## begin Supplied passage

Tom Mulcair of the New Democrat Party is the only one who has urged Prime Minister Harper to make good on the promises his government made to aboriginal leaders in January 2012; it was then that he voiced a commitment to do better by working in partnership with First Nations.
Furthermore the government issued a Statement of Apology back in 2008, which was delivered by PM Harper, in which he said, “There is no place in Canada for the attitudes that inspired the Indian Residential Schools system to ever prevail again.”
Yet Harper’s government, without consultation and without respect for signed treaties, continues to force legislation (esp. Bill C-45) upon First Nations, Inuit and Metis.
Thus the current Idle No More grassroots movement is an important vehicle to influence not only positive action re: sustainable environment, but also the rights of Canada’s indigenous people and their children, holding Harper to his promises.

## end Supplied passage
## begin Dataset entries

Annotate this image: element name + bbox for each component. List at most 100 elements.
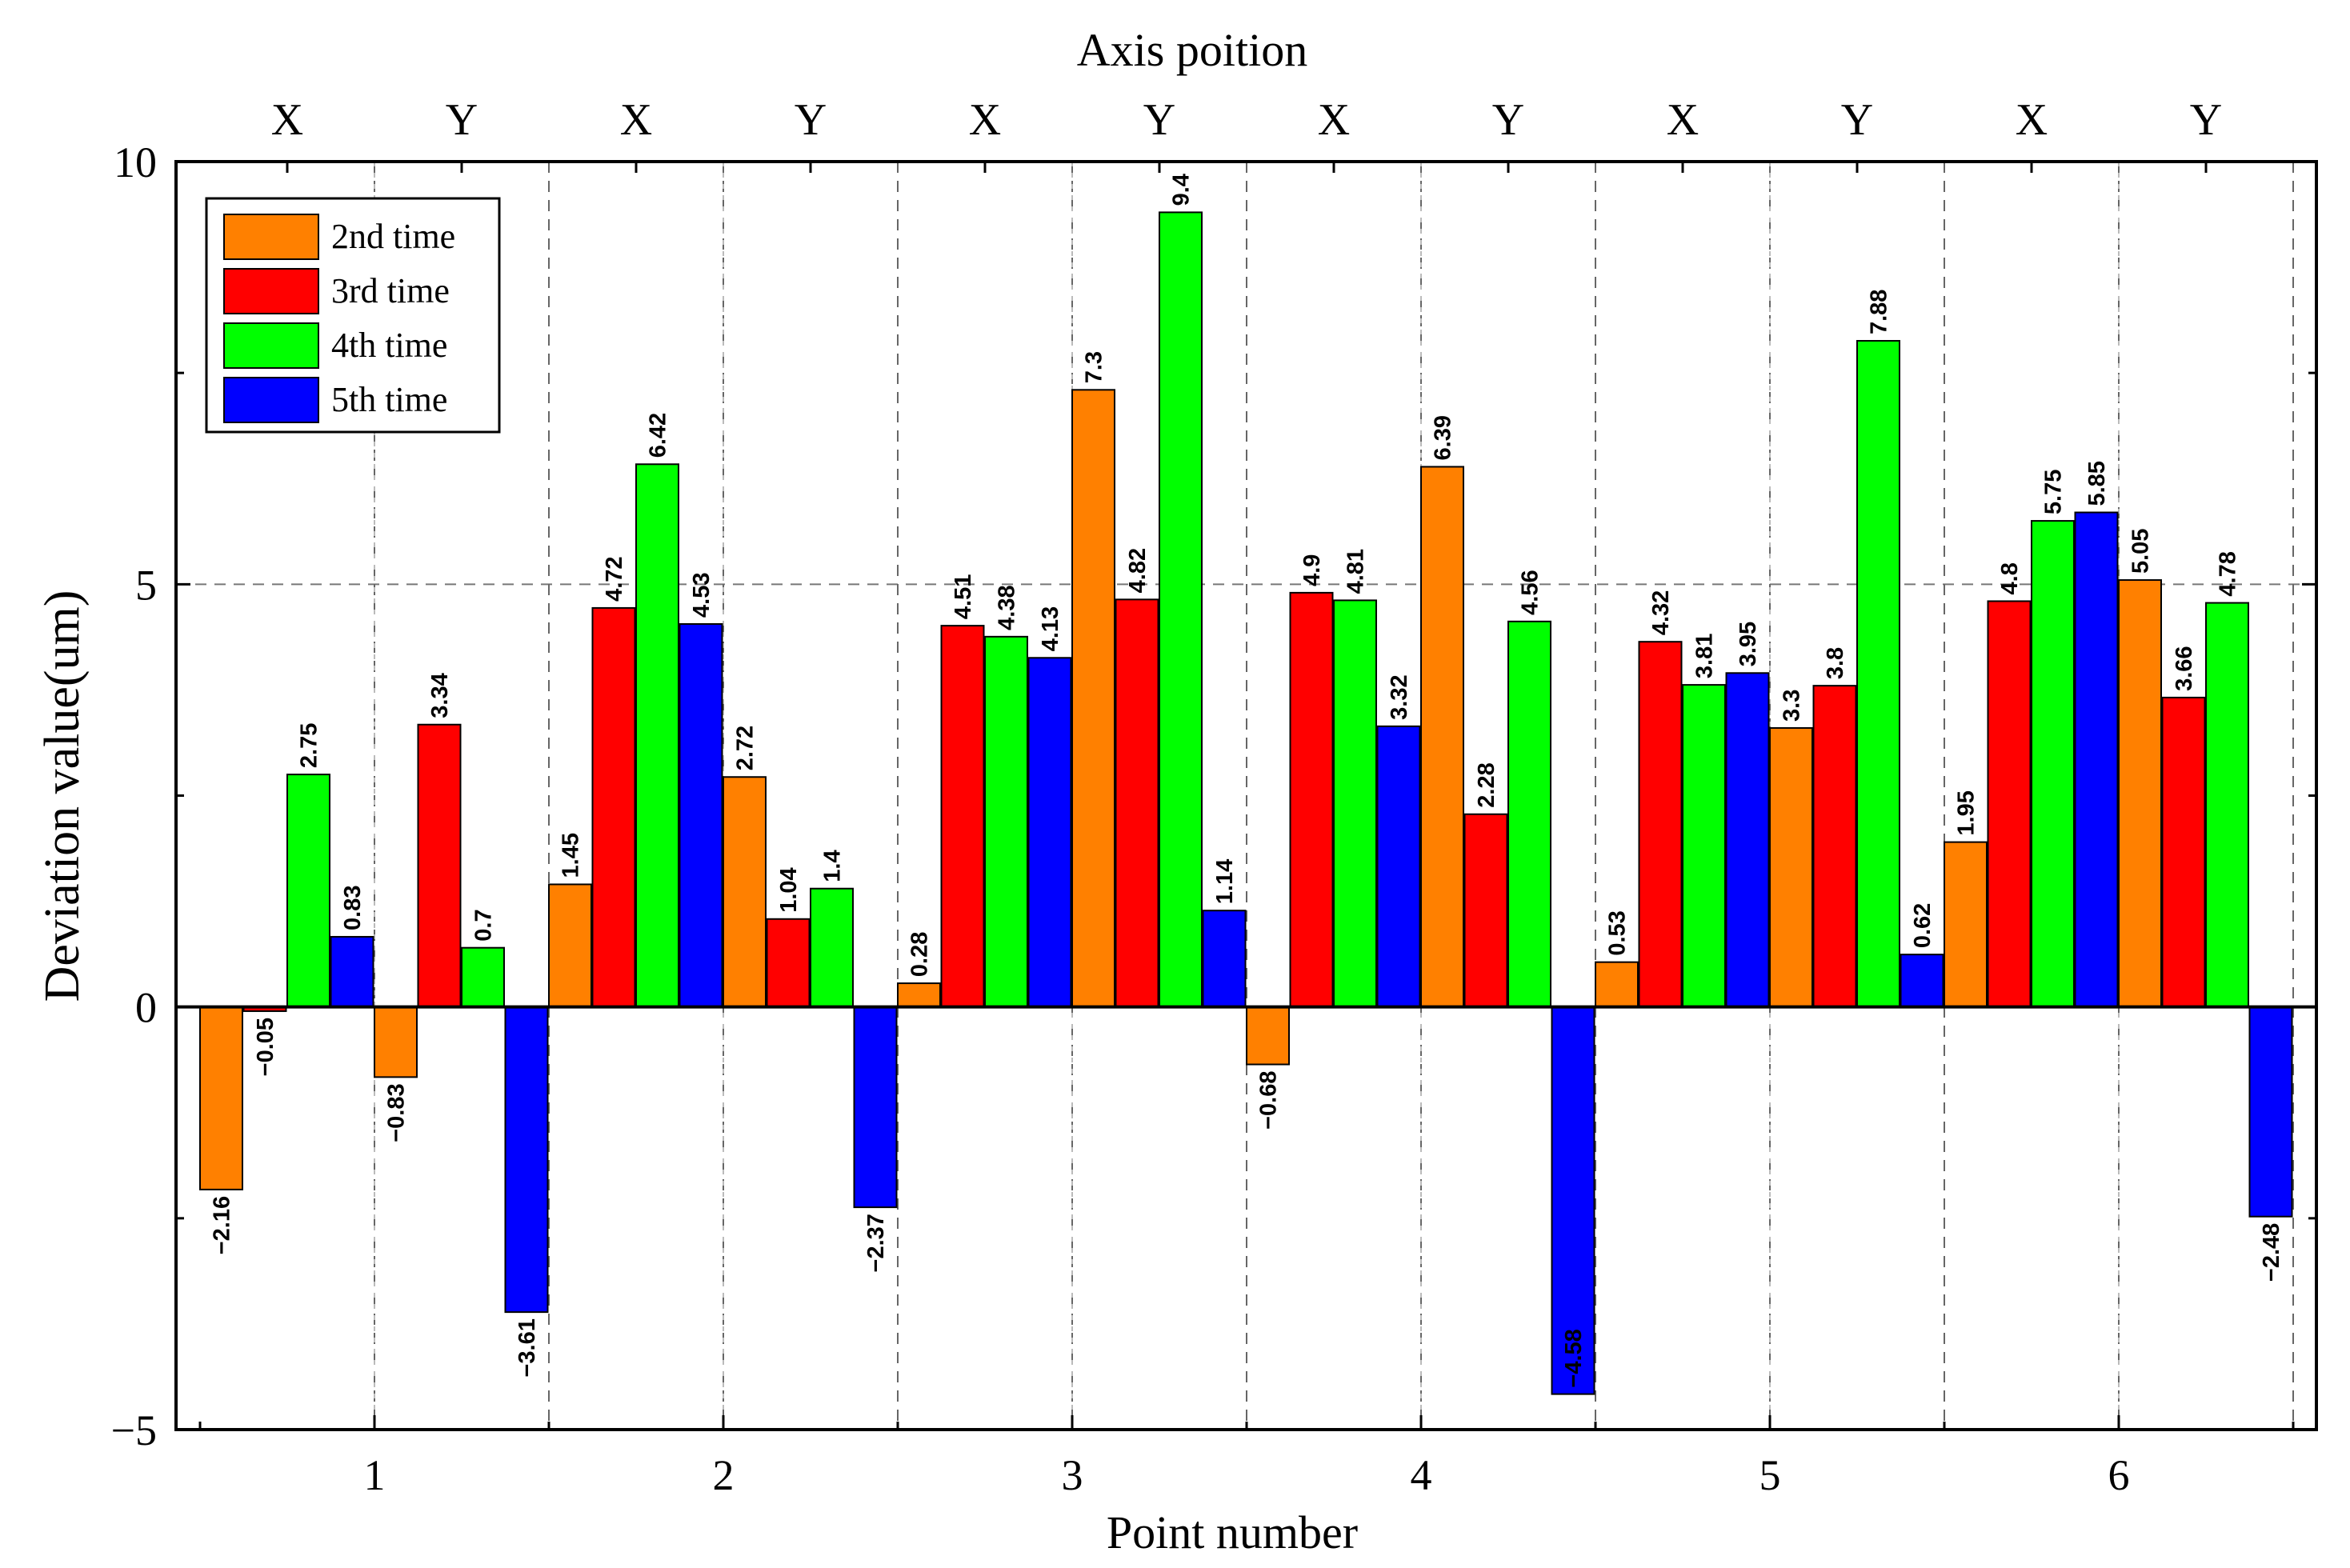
data-label-1-4: 2.72 — [733, 726, 759, 770]
bar-2-5 — [940, 625, 985, 1008]
data-label-4-4: −2.37 — [863, 1214, 889, 1272]
bar-3-2 — [461, 946, 505, 1008]
data-label-3-6: 9.4 — [1169, 174, 1195, 206]
top-tick-label-x: X — [2016, 95, 2048, 145]
top-tick-label-y: Y — [1841, 95, 1873, 145]
bar-1-4 — [723, 776, 767, 1008]
bar-1-7 — [1246, 1006, 1290, 1066]
bar-1-3 — [548, 883, 592, 1008]
data-label-3-10: 7.88 — [1867, 290, 1892, 334]
data-label-3-1: 2.75 — [297, 723, 322, 768]
bar-1-9 — [1595, 961, 1639, 1008]
data-label-3-9: 3.81 — [1692, 634, 1718, 678]
data-label-4-11: 5.85 — [2084, 461, 2110, 506]
data-label-3-7: 4.81 — [1343, 549, 1369, 594]
data-label-2-3: 4.72 — [602, 556, 627, 601]
data-label-2-9: 4.32 — [1648, 590, 1674, 635]
data-label-1-5: 0.28 — [907, 932, 933, 977]
bar-4-2 — [504, 1006, 549, 1314]
data-label-4-12: −2.48 — [2259, 1223, 2284, 1282]
top-tick-label-y: Y — [1143, 95, 1175, 145]
legend-swatch-1 — [223, 214, 319, 260]
bar-1-11 — [1944, 841, 1988, 1008]
bar-3-9 — [1682, 684, 1726, 1008]
data-label-2-8: 2.28 — [1474, 762, 1499, 807]
data-label-2-6: 4.82 — [1125, 548, 1151, 593]
y-axis-label: Deviation value(um) — [35, 590, 90, 1002]
bar-2-4 — [766, 918, 811, 1008]
legend-swatch-4 — [223, 377, 319, 423]
legend-label-2: 3rd time — [331, 271, 450, 310]
data-label-3-12: 4.78 — [2216, 551, 2241, 596]
data-label-2-4: 1.04 — [776, 867, 802, 912]
bar-3-6 — [1159, 211, 1203, 1008]
bar-3-5 — [984, 635, 1028, 1008]
bar-2-6 — [1115, 598, 1159, 1008]
data-label-2-2: 3.34 — [427, 673, 453, 718]
data-label-3-3: 6.42 — [646, 413, 671, 458]
top-tick-label-y: Y — [795, 95, 827, 145]
bar-3-3 — [635, 463, 679, 1008]
y-tick-label: −5 — [111, 1406, 157, 1454]
x-tick-label-point-6: 6 — [2108, 1451, 2130, 1499]
data-label-1-11: 1.95 — [1954, 790, 1980, 835]
top-tick-label-x: X — [271, 95, 303, 145]
bar-4-6 — [1202, 910, 1247, 1008]
data-label-4-3: 4.53 — [689, 573, 715, 618]
bar-4-9 — [1725, 672, 1770, 1008]
legend-swatch-3 — [223, 322, 319, 369]
data-labels-group: −2.16 −0.83 1.45 2.72 0.28 7.3 −0.68 6.39 0.53 3.… — [210, 174, 2285, 1388]
bar-2-10 — [1812, 685, 1857, 1008]
legend-label-1: 2nd time — [331, 217, 455, 256]
bar-4-5 — [1027, 657, 1072, 1008]
data-label-2-5: 4.51 — [951, 574, 976, 619]
data-label-2-1: −0.05 — [253, 1018, 278, 1076]
bar-3-12 — [2205, 602, 2249, 1008]
bar-3-4 — [810, 887, 854, 1008]
data-label-4-9: 3.95 — [1735, 622, 1761, 666]
top-axis-title: Axis poition — [1077, 24, 1307, 76]
bar-1-8 — [1420, 466, 1464, 1008]
data-label-3-4: 1.4 — [820, 850, 846, 882]
top-tick-label-y: Y — [1492, 95, 1524, 145]
x-tick-label-point-2: 2 — [713, 1451, 735, 1499]
data-label-1-3: 1.45 — [558, 833, 584, 878]
bar-1-10 — [1769, 726, 1813, 1008]
data-label-4-6: 1.14 — [1212, 859, 1238, 904]
top-tick-label-x: X — [620, 95, 652, 145]
data-label-4-5: 4.13 — [1038, 606, 1063, 651]
bar-3-7 — [1333, 599, 1377, 1008]
top-tick-label-x: X — [1318, 95, 1350, 145]
legend-label-4: 5th time — [331, 380, 447, 419]
bar-4-7 — [1376, 725, 1421, 1008]
data-label-2-11: 4.8 — [1997, 562, 2023, 594]
axis-ticks — [176, 160, 2316, 1431]
data-label-3-8: 4.56 — [1518, 570, 1543, 614]
legend-label-3: 4th time — [331, 326, 447, 365]
data-label-2-7: 4.9 — [1299, 554, 1325, 586]
x-tick-label-point-4: 4 — [1411, 1451, 1432, 1499]
bar-4-1 — [330, 935, 374, 1008]
data-label-1-6: 7.3 — [1082, 351, 1107, 383]
bar-1-6 — [1071, 389, 1115, 1008]
data-label-2-10: 3.8 — [1823, 647, 1848, 679]
bar-1-2 — [374, 1006, 418, 1078]
bar-1-12 — [2118, 579, 2162, 1008]
data-label-1-2: −0.83 — [384, 1083, 410, 1142]
bar-4-3 — [679, 622, 723, 1008]
bar-4-4 — [853, 1006, 898, 1209]
data-label-4-2: −3.61 — [514, 1318, 540, 1377]
data-label-3-11: 5.75 — [2041, 470, 2067, 514]
data-label-3-2: 0.7 — [471, 909, 497, 941]
bar-4-12 — [2248, 1006, 2293, 1218]
y-tick-label: 0 — [135, 984, 157, 1032]
x-tick-label-point-5: 5 — [1759, 1451, 1781, 1499]
x-tick-label-point-1: 1 — [364, 1451, 386, 1499]
top-tick-label-y: Y — [2190, 95, 2222, 145]
x-axis-label: Point number — [1107, 1506, 1358, 1558]
top-tick-label-y: Y — [446, 95, 478, 145]
data-label-1-9: 0.53 — [1605, 910, 1631, 955]
bar-2-8 — [1463, 813, 1508, 1008]
y-tick-label: 5 — [135, 561, 157, 609]
bar-3-8 — [1507, 620, 1551, 1008]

## end Dataset entries

### Stated problem 1
Answer these questions from the Idle No More passage:
(a) In what year was the Statement of Apology issued, and who delivered it?
(b) Which bill does the Idle No More passage single out as legislation being forced on First Nations, Inuit and Metis?
(c) When did the government make the promises to aboriginal leaders that Tom Mulcair urged Harper to keep?
### Stated problem 2
According to the Idle No More passage, why is the Idle No More movement an important vehicle for holding Harper to his promises?

### Exercise solution 1
(a) The Statement of Apology was issued in 2008 and delivered by PM Harper.
(b) Bill C-45.
(c) January 2012.

### Exercise solution 2
Harper's government made a January 2012 commitment to partner with First Nations and a 2008 apology. Despite these, it continues to force legislation, especially Bill C-45, on First Nations, Inuit and Metis without consultation and without respect for signed treaties. The movement therefore serves to influence positive action on a sustainable environment and on the rights of Canada's indigenous people and their children.